### [DIRECTIONS FOR THIS TASK]
Tally the lines holding the string "Dollar" and reply with that number alone.

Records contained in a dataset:
+++++
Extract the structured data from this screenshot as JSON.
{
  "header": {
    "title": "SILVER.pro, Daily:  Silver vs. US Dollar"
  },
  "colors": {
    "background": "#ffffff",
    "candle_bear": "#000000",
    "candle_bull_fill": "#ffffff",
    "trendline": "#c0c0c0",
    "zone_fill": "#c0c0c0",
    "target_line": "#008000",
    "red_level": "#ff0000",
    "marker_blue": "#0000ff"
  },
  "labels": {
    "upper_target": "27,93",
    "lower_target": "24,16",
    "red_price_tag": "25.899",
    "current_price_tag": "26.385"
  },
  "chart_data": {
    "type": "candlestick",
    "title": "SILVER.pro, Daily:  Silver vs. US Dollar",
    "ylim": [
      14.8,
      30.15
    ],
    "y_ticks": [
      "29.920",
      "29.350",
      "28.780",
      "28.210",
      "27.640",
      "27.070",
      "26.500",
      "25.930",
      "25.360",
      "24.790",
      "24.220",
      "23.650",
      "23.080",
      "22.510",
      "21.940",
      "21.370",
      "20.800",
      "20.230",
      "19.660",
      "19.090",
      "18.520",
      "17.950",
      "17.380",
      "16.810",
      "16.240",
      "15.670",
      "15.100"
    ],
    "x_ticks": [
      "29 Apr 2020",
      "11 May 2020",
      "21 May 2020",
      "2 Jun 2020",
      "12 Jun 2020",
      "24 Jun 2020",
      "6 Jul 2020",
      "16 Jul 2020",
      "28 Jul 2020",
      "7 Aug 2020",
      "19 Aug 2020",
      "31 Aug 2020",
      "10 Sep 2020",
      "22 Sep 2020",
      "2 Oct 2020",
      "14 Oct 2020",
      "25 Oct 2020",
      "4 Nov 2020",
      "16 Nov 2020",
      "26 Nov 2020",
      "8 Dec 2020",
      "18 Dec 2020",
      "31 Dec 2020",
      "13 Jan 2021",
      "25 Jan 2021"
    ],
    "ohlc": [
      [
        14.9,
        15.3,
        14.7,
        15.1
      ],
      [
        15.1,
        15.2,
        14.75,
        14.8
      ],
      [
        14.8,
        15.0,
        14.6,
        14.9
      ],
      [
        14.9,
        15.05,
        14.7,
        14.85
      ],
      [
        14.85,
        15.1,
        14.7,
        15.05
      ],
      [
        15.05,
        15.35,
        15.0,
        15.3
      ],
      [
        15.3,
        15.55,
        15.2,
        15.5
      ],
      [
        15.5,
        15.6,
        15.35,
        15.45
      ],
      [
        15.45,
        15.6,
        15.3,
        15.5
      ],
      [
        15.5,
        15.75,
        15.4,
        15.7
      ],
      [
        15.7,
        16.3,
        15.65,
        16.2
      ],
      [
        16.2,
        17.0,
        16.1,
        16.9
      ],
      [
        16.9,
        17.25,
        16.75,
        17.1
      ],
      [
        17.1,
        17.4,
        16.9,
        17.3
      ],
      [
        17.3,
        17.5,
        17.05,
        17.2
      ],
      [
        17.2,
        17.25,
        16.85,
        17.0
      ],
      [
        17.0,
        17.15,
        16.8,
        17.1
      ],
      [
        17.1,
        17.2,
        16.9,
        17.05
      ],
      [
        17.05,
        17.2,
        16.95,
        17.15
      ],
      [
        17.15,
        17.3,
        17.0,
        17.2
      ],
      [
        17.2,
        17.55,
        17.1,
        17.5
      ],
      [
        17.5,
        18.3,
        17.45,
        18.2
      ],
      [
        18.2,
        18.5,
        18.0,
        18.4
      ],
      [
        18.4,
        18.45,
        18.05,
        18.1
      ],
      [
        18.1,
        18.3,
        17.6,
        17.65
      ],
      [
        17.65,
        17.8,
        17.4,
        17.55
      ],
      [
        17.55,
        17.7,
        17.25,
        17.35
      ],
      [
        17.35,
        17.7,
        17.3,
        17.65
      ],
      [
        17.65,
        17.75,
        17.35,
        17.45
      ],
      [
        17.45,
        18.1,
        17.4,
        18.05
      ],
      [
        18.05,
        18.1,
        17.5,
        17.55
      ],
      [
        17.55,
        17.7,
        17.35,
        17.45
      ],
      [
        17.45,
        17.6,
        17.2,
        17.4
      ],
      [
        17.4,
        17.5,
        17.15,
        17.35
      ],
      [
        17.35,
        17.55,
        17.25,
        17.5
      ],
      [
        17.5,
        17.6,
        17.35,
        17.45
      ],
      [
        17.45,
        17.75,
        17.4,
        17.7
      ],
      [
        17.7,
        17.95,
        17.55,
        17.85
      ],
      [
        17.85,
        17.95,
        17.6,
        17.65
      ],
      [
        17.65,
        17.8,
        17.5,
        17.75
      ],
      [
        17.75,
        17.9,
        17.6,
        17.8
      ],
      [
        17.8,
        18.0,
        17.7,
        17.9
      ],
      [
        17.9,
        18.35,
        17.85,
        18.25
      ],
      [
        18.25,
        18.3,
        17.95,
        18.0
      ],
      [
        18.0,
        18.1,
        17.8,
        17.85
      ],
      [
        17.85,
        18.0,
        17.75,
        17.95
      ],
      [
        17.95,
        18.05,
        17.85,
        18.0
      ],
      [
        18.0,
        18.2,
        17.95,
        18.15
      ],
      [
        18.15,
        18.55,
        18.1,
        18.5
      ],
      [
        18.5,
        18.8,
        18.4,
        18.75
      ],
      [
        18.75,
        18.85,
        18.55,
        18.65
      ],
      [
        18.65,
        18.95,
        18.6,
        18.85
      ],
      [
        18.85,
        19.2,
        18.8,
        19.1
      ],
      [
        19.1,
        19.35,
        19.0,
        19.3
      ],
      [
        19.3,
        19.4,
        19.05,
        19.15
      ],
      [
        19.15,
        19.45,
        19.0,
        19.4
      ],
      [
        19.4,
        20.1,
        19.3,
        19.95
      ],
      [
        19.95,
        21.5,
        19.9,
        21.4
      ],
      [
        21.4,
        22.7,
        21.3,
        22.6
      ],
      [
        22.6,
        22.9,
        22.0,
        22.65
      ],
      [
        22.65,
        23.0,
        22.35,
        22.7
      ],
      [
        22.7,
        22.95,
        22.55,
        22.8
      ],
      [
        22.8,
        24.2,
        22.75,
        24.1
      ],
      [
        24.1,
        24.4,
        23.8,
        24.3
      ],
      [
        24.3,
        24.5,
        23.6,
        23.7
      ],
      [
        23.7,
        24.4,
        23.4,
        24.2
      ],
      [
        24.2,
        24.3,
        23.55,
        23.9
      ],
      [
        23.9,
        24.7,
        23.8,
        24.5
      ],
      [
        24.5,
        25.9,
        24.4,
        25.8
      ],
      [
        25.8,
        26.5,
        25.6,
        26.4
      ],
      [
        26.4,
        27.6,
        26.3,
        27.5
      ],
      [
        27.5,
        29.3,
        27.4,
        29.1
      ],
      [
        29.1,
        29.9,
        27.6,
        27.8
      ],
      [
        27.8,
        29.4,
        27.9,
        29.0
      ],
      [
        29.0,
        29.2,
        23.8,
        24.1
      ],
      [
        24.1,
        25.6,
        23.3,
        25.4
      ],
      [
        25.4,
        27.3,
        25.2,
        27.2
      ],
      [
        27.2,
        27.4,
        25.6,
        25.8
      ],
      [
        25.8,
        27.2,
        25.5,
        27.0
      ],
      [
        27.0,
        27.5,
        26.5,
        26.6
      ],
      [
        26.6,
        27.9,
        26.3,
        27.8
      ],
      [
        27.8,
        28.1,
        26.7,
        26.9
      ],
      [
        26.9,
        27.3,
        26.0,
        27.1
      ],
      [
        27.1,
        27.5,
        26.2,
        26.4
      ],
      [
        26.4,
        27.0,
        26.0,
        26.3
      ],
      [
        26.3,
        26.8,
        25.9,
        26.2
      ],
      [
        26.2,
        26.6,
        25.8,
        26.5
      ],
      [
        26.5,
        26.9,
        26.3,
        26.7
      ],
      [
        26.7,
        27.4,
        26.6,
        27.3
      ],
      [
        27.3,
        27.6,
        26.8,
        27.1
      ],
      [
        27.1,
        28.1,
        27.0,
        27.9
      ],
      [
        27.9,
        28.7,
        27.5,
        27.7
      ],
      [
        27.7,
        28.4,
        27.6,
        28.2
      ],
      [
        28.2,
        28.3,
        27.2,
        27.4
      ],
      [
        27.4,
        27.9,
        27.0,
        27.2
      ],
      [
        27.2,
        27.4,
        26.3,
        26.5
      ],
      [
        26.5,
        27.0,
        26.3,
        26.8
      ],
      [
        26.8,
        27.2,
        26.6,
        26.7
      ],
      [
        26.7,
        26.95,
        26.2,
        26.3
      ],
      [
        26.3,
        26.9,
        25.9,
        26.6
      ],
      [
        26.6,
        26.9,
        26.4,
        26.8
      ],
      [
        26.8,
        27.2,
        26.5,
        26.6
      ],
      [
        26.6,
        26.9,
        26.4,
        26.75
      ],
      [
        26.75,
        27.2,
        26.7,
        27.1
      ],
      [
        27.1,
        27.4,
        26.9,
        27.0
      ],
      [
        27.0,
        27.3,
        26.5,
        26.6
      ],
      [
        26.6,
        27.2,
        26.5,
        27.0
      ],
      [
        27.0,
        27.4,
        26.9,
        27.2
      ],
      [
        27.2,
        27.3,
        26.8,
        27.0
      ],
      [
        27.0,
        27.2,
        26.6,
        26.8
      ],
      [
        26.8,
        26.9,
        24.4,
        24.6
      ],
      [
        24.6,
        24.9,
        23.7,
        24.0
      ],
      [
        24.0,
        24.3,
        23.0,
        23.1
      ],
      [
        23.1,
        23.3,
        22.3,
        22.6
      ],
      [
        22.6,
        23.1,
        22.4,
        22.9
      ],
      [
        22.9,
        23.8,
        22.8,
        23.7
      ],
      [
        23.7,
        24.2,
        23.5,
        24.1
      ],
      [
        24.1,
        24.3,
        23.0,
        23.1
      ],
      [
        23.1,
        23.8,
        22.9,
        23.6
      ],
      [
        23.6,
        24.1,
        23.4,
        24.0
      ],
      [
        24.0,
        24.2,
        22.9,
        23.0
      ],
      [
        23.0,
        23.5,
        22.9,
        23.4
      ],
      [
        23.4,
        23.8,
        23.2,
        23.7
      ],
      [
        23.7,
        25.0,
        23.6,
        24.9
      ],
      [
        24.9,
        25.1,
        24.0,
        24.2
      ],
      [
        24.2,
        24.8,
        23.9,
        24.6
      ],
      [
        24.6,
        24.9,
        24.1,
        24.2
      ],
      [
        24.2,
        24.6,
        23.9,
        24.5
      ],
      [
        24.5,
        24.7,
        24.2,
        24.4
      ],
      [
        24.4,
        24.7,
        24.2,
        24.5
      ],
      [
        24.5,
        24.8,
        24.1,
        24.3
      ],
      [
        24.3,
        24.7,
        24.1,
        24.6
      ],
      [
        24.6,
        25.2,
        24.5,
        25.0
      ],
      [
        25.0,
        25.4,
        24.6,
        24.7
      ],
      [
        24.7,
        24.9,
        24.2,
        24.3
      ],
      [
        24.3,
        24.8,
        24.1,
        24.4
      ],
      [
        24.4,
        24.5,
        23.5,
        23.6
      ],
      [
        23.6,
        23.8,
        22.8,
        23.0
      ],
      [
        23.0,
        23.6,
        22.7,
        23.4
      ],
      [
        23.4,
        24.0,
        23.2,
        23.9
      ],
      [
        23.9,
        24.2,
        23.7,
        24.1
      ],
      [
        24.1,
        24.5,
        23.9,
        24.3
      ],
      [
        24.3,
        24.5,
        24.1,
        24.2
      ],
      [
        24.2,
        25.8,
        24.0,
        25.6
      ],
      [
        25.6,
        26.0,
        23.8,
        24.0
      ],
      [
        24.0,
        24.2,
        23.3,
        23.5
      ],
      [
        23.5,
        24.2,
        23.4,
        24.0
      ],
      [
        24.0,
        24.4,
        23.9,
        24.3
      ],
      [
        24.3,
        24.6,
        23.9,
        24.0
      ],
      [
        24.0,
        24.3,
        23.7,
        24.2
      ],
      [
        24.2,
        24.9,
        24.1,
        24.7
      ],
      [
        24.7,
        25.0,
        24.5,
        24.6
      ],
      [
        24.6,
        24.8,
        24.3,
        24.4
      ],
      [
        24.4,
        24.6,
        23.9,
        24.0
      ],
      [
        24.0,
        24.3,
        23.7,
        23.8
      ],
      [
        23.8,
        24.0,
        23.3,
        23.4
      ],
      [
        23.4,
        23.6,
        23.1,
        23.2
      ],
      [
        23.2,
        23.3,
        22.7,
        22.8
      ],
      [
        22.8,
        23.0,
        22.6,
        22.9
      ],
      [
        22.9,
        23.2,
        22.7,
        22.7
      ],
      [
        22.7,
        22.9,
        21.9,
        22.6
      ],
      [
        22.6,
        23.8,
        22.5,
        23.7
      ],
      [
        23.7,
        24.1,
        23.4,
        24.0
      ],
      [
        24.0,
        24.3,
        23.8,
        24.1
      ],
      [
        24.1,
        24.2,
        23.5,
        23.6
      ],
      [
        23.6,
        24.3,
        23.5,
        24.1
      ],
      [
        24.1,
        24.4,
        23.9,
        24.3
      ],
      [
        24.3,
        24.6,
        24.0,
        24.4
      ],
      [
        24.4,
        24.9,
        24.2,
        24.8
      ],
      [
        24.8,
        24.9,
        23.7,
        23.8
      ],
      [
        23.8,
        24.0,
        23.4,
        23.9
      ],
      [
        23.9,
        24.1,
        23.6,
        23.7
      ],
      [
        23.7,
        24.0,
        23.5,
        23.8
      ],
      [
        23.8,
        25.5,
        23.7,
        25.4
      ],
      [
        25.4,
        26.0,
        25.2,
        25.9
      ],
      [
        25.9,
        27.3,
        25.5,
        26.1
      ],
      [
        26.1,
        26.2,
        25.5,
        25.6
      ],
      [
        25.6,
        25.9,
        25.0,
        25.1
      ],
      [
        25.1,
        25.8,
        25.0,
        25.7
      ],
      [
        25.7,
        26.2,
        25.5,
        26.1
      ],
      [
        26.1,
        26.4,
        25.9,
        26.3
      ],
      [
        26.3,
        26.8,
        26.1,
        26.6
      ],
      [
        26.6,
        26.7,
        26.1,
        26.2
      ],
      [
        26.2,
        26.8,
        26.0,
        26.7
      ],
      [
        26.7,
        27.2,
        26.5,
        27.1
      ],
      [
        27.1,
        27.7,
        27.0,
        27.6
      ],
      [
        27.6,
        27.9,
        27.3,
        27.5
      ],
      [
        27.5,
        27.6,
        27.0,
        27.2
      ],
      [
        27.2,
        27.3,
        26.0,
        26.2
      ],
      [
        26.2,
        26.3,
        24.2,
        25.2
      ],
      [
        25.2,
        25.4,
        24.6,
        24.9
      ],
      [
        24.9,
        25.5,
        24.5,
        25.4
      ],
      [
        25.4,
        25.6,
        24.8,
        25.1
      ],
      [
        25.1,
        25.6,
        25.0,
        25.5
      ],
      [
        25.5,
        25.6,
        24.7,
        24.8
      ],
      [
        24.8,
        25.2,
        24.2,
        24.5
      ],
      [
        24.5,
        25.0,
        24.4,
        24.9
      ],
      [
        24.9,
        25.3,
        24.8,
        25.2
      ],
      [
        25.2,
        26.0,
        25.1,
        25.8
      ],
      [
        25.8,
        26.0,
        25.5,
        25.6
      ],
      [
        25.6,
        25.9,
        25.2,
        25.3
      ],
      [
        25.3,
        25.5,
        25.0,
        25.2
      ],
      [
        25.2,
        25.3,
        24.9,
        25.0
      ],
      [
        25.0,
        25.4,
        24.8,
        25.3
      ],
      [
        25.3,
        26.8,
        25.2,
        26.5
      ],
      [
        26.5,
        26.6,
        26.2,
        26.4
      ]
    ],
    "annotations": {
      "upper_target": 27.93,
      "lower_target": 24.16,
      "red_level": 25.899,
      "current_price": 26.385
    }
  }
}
+++++
### [THE ANSWER]
2